▶ _Direction_
For each line in the data below that holds "containing", return a copy.

(Records from a collection of figures)
-- BEGIN --

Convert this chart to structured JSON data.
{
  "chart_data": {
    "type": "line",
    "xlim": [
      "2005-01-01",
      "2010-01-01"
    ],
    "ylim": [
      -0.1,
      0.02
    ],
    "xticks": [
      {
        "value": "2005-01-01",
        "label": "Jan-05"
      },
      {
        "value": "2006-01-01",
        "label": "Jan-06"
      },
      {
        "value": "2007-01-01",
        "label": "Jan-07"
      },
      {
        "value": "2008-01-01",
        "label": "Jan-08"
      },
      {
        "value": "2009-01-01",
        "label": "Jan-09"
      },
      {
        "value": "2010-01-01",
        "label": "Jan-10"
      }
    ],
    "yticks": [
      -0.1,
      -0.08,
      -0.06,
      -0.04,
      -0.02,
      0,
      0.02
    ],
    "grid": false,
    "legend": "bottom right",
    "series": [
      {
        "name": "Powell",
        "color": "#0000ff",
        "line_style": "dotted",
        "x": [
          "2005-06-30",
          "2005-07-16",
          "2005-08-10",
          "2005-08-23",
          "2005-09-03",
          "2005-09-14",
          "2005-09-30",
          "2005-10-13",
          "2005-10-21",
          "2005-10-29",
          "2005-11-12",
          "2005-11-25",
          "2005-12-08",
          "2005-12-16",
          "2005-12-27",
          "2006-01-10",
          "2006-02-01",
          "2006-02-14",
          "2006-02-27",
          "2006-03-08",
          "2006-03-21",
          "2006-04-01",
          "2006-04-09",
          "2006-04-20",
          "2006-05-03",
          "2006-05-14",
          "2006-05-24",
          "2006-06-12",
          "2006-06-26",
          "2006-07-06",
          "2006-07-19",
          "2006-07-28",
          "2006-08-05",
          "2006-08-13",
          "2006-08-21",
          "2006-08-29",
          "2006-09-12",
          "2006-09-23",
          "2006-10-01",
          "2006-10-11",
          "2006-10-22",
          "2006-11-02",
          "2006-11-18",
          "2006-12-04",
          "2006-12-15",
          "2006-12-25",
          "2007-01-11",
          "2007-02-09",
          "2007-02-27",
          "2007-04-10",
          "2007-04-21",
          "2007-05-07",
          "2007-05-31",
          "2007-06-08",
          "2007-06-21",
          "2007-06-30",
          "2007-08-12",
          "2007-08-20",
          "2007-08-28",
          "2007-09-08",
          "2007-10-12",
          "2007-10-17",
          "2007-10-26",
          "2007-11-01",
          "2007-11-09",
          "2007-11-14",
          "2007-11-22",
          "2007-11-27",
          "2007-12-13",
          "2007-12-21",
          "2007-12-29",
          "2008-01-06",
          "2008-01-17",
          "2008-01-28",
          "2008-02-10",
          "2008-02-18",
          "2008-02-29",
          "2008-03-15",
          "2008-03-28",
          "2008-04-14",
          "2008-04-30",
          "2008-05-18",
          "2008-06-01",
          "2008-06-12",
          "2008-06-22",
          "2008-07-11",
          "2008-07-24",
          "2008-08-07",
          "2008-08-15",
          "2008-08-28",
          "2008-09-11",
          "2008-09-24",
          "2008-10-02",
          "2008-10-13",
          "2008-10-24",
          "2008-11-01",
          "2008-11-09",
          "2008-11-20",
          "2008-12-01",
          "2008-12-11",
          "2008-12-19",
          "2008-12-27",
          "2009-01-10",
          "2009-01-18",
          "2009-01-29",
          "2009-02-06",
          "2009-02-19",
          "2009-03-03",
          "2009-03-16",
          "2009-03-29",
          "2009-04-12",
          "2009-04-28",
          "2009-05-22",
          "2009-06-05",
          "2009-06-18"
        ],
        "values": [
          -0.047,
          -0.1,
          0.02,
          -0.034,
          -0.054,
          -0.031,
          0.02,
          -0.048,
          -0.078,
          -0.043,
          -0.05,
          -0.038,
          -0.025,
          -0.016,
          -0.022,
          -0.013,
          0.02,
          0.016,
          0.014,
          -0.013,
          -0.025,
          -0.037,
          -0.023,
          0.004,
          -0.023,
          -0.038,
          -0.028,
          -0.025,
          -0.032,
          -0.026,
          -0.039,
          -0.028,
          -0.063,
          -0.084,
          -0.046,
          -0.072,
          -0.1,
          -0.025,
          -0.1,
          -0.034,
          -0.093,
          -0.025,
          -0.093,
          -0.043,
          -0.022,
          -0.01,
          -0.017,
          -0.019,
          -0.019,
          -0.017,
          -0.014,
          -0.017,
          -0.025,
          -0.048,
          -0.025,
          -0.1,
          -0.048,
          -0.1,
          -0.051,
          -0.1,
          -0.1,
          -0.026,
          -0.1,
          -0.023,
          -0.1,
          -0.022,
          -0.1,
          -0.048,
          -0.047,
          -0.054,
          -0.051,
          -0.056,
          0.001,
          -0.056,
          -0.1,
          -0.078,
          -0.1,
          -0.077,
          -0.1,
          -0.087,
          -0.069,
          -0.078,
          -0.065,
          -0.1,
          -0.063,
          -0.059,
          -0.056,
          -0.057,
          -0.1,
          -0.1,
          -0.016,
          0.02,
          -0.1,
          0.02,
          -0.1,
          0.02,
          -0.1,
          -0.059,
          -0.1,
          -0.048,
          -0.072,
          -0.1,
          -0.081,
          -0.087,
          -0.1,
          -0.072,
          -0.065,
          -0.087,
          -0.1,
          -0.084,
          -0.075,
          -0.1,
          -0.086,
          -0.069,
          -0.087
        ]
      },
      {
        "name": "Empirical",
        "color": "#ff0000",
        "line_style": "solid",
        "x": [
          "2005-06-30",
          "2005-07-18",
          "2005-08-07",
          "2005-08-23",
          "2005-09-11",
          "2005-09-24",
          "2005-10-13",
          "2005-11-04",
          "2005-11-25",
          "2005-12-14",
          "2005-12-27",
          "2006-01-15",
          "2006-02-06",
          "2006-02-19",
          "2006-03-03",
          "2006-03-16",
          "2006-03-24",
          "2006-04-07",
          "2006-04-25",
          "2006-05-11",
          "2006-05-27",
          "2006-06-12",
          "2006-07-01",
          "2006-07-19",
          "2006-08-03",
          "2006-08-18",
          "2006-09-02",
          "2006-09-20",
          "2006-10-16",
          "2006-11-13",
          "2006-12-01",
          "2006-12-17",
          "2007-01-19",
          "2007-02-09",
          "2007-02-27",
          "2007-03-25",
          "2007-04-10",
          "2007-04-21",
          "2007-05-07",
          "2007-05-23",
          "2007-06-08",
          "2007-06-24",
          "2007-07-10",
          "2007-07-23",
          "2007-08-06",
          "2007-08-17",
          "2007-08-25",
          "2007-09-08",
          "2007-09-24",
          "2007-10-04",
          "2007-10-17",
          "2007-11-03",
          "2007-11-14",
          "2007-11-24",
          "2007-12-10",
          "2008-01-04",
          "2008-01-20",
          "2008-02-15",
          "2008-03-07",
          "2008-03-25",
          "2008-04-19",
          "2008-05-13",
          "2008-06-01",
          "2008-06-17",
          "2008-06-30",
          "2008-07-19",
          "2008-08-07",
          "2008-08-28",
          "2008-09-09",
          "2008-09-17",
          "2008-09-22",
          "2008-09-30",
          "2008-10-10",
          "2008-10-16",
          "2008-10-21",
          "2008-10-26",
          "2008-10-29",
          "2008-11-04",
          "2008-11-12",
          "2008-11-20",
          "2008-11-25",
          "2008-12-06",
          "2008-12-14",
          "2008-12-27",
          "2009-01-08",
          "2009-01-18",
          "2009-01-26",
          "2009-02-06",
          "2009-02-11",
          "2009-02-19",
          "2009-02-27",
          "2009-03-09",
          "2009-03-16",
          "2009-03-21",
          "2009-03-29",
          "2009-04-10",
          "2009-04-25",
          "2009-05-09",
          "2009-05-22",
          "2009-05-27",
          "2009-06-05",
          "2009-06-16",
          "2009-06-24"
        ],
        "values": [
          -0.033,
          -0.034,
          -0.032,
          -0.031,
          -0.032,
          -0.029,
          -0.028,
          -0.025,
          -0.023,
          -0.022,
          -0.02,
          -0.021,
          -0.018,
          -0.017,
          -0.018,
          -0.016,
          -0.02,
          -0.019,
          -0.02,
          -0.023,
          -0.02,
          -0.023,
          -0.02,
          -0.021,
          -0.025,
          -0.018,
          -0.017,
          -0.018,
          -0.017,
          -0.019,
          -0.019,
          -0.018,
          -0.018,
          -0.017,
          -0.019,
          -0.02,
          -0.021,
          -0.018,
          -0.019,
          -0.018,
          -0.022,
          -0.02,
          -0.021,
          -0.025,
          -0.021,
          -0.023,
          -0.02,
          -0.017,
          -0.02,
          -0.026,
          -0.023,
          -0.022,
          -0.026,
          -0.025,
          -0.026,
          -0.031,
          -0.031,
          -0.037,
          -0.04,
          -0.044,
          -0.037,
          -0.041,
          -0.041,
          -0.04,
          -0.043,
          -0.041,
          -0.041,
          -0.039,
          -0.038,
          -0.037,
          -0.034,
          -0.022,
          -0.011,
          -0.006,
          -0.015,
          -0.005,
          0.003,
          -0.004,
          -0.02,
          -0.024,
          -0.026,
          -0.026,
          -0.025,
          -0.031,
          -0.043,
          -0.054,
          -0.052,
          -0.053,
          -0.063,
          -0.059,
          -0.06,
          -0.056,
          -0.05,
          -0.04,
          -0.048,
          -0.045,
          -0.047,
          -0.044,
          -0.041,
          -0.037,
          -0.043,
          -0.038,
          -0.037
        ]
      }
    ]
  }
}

-- END --
-- BEGIN --

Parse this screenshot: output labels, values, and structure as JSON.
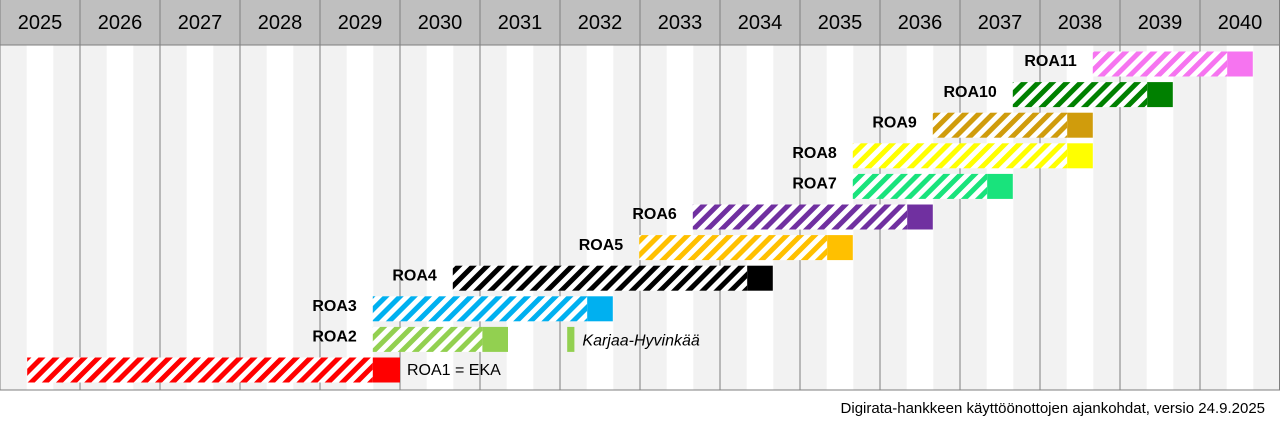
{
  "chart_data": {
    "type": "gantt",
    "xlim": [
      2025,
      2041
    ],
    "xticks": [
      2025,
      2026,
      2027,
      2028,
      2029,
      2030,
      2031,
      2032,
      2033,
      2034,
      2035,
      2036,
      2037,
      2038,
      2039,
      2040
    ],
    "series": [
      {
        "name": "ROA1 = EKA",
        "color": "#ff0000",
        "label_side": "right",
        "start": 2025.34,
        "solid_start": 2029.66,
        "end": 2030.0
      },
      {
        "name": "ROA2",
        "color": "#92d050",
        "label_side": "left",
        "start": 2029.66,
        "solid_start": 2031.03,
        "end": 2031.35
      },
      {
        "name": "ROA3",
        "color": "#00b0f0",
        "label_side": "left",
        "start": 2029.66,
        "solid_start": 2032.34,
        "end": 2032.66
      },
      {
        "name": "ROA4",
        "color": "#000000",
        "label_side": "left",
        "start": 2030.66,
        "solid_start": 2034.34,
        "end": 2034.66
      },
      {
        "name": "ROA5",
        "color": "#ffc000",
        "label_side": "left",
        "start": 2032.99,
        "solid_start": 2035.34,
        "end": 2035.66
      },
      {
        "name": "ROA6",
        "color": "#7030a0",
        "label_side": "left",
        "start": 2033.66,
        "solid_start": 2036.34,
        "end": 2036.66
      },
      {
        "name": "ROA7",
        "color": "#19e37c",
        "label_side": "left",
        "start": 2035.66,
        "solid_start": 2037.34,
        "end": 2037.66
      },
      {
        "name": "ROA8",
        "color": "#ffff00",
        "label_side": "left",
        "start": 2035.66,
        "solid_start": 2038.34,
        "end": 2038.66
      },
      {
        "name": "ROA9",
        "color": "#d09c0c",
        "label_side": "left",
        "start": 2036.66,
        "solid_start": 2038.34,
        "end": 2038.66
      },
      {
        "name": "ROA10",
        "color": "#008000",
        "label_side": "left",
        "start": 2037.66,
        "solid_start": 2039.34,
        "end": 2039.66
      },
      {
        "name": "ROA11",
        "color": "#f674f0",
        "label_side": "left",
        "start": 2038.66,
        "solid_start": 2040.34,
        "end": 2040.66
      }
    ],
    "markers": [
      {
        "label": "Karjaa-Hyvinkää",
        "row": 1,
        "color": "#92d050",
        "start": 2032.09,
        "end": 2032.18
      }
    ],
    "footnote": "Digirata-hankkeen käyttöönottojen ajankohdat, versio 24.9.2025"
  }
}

-- END --
-- BEGIN --

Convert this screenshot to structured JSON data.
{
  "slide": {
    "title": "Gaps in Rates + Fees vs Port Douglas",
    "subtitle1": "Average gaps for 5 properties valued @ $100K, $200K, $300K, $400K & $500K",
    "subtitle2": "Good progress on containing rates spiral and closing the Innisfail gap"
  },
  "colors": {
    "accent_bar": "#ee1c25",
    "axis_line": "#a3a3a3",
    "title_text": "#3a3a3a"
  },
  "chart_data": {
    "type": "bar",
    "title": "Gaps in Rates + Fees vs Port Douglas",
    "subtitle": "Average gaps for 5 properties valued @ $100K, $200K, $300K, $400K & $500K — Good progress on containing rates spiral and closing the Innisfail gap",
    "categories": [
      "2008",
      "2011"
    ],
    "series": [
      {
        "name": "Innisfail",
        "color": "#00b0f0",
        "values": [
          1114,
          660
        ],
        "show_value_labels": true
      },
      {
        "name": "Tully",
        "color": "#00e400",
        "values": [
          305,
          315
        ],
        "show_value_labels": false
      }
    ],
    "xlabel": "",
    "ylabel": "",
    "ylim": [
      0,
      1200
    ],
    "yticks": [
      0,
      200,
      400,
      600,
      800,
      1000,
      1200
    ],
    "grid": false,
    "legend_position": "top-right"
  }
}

-- END --

▶ _Exercise result_
    "subtitle2": "Good progress on containing rates spiral and closing the Innisfail gap"
    "subtitle": "Average gaps for 5 properties valued @ $100K, $200K, $300K, $400K & $500K — Good progress on containing rates spiral and closing the Innisfail gap",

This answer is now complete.